Problem details
Copy all the material below, exactly as it stands.

==== Material shown

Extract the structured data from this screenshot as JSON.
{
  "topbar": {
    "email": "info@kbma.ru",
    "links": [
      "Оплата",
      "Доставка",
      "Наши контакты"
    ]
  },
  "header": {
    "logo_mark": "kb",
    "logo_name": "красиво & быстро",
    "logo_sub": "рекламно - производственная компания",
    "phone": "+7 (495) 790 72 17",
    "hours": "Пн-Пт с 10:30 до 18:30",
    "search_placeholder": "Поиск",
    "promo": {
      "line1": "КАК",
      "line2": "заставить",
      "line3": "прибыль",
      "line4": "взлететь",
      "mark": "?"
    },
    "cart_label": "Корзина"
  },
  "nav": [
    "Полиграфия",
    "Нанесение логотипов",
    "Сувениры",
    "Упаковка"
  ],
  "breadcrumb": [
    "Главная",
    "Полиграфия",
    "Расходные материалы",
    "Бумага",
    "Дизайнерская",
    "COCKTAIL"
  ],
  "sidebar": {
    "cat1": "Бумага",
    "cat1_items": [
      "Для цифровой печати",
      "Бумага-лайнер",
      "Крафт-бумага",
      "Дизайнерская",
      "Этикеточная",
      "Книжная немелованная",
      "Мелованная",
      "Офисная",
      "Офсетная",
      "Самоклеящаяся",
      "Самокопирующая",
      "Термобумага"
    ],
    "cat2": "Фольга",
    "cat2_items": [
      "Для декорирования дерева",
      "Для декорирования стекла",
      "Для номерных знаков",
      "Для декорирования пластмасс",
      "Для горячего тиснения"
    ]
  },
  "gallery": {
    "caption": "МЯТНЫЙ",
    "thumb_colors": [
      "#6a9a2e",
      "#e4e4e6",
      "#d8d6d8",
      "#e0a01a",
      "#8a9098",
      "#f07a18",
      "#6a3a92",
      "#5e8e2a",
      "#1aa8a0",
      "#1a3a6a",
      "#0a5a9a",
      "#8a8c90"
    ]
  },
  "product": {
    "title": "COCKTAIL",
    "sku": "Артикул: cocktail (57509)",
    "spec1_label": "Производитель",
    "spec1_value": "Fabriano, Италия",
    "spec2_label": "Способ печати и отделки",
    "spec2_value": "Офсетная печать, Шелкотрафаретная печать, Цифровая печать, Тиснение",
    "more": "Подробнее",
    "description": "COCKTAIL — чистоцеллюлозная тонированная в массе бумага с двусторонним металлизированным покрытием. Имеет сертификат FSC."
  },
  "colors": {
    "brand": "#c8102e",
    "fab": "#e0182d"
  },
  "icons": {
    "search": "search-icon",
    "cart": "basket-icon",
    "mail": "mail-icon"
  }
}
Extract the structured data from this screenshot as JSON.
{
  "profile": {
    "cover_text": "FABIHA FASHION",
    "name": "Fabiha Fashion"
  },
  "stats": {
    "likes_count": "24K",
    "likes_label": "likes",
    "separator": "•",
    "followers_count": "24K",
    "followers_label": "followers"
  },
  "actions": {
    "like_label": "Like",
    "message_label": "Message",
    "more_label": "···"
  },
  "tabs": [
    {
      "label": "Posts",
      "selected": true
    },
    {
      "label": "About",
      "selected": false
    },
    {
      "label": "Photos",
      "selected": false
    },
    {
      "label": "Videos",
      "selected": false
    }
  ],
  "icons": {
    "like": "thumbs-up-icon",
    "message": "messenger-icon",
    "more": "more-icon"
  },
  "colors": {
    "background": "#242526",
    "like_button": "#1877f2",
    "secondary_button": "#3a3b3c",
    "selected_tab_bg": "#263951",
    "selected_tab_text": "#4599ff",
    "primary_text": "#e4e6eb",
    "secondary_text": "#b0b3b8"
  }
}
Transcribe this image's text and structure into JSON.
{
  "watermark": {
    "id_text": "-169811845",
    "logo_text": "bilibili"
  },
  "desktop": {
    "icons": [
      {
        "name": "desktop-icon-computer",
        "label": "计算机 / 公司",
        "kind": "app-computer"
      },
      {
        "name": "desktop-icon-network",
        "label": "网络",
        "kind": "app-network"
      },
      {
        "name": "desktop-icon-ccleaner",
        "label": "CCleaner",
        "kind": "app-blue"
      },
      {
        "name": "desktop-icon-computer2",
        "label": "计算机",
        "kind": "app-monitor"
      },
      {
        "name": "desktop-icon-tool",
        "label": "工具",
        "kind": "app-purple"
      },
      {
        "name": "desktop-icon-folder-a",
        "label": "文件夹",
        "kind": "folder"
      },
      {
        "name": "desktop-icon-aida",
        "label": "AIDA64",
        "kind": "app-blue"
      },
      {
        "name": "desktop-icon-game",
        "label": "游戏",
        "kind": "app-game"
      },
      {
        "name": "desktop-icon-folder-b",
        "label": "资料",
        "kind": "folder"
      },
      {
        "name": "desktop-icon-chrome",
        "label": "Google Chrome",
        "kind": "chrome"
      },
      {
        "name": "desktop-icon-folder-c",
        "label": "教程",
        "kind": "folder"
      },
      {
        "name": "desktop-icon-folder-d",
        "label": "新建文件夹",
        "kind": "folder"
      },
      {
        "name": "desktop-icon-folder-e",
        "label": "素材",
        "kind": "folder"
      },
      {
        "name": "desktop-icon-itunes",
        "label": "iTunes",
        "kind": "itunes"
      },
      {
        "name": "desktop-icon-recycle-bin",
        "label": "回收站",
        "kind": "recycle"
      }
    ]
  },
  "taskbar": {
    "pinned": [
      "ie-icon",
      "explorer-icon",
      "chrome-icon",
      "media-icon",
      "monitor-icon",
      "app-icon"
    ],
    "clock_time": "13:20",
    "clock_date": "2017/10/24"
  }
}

========

Answer to the task
Extract the structured data from this screenshot as JSON.
{
  "topbar": {
    "email": "info@kbma.ru",
    "links": [
      "Оплата",
      "Доставка",
      "Наши контакты"
    ]
  },
  "header": {
    "logo_mark": "kb",
    "logo_name": "красиво & быстро",
    "logo_sub": "рекламно - производственная компания",
    "phone": "+7 (495) 790 72 17",
    "hours": "Пн-Пт с 10:30 до 18:30",
    "search_placeholder": "Поиск",
    "promo": {
      "line1": "КАК",
      "line2": "заставить",
      "line3": "прибыль",
      "line4": "взлететь",
      "mark": "?"
    },
    "cart_label": "Корзина"
  },
  "nav": [
    "Полиграфия",
    "Нанесение логотипов",
    "Сувениры",
    "Упаковка"
  ],
  "breadcrumb": [
    "Главная",
    "Полиграфия",
    "Расходные материалы",
    "Бумага",
    "Дизайнерская",
    "COCKTAIL"
  ],
  "sidebar": {
    "cat1": "Бумага",
    "cat1_items": [
      "Для цифровой печати",
      "Бумага-лайнер",
      "Крафт-бумага",
      "Дизайнерская",
      "Этикеточная",
      "Книжная немелованная",
      "Мелованная",
      "Офисная",
      "Офсетная",
      "Самоклеящаяся",
      "Самокопирующая",
      "Термобумага"
    ],
    "cat2": "Фольга",
    "cat2_items": [
      "Для декорирования дерева",
      "Для декорирования стекла",
      "Для номерных знаков",
      "Для декорирования пластмасс",
      "Для горячего тиснения"
    ]
  },
  "gallery": {
    "caption": "МЯТНЫЙ",
    "thumb_colors": [
      "#6a9a2e",
      "#e4e4e6",
      "#d8d6d8",
      "#e0a01a",
      "#8a9098",
      "#f07a18",
      "#6a3a92",
      "#5e8e2a",
      "#1aa8a0",
      "#1a3a6a",
      "#0a5a9a",
      "#8a8c90"
    ]
  },
  "product": {
    "title": "COCKTAIL",
    "sku": "Артикул: cocktail (57509)",
    "spec1_label": "Производитель",
    "spec1_value": "Fabriano, Италия",
    "spec2_label": "Способ печати и отделки",
    "spec2_value": "Офсетная печать, Шелкотрафаретная печать, Цифровая печать, Тиснение",
    "more": "Подробнее",
    "description": "COCKTAIL — чистоцеллюлозная тонированная в массе бумага с двусторонним металлизированным покрытием. Имеет сертификат FSC."
  },
  "colors": {
    "brand": "#c8102e",
    "fab": "#e0182d"
  },
  "icons": {
    "search": "search-icon",
    "cart": "basket-icon",
    "mail": "mail-icon"
  }
}
Extract the structured data from this screenshot as JSON.
{
  "profile": {
    "cover_text": "FABIHA FASHION",
    "name": "Fabiha Fashion"
  },
  "stats": {
    "likes_count": "24K",
    "likes_label": "likes",
    "separator": "•",
    "followers_count": "24K",
    "followers_label": "followers"
  },
  "actions": {
    "like_label": "Like",
    "message_label": "Message",
    "more_label": "···"
  },
  "tabs": [
    {
      "label": "Posts",
      "selected": true
    },
    {
      "label": "About",
      "selected": false
    },
    {
      "label": "Photos",
      "selected": false
    },
    {
      "label": "Videos",
      "selected": false
    }
  ],
  "icons": {
    "like": "thumbs-up-icon",
    "message": "messenger-icon",
    "more": "more-icon"
  },
  "colors": {
    "background": "#242526",
    "like_button": "#1877f2",
    "secondary_button": "#3a3b3c",
    "selected_tab_bg": "#263951",
    "selected_tab_text": "#4599ff",
    "primary_text": "#e4e6eb",
    "secondary_text": "#b0b3b8"
  }
}
Transcribe this image's text and structure into JSON.
{
  "watermark": {
    "id_text": "-169811845",
    "logo_text": "bilibili"
  },
  "desktop": {
    "icons": [
      {
        "name": "desktop-icon-computer",
        "label": "计算机 / 公司",
        "kind": "app-computer"
      },
      {
        "name": "desktop-icon-network",
        "label": "网络",
        "kind": "app-network"
      },
      {
        "name": "desktop-icon-ccleaner",
        "label": "CCleaner",
        "kind": "app-blue"
      },
      {
        "name": "desktop-icon-computer2",
        "label": "计算机",
        "kind": "app-monitor"
      },
      {
        "name": "desktop-icon-tool",
        "label": "工具",
        "kind": "app-purple"
      },
      {
        "name": "desktop-icon-folder-a",
        "label": "文件夹",
        "kind": "folder"
      },
      {
        "name": "desktop-icon-aida",
        "label": "AIDA64",
        "kind": "app-blue"
      },
      {
        "name": "desktop-icon-game",
        "label": "游戏",
        "kind": "app-game"
      },
      {
        "name": "desktop-icon-folder-b",
        "label": "资料",
        "kind": "folder"
      },
      {
        "name": "desktop-icon-chrome",
        "label": "Google Chrome",
        "kind": "chrome"
      },
      {
        "name": "desktop-icon-folder-c",
        "label": "教程",
        "kind": "folder"
      },
      {
        "name": "desktop-icon-folder-d",
        "label": "新建文件夹",
        "kind": "folder"
      },
      {
        "name": "desktop-icon-folder-e",
        "label": "素材",
        "kind": "folder"
      },
      {
        "name": "desktop-icon-itunes",
        "label": "iTunes",
        "kind": "itunes"
      },
      {
        "name": "desktop-icon-recycle-bin",
        "label": "回收站",
        "kind": "recycle"
      }
    ]
  },
  "taskbar": {
    "pinned": [
      "ie-icon",
      "explorer-icon",
      "chrome-icon",
      "media-icon",
      "monitor-icon",
      "app-icon"
    ],
    "clock_time": "13:20",
    "clock_date": "2017/10/24"
  }
}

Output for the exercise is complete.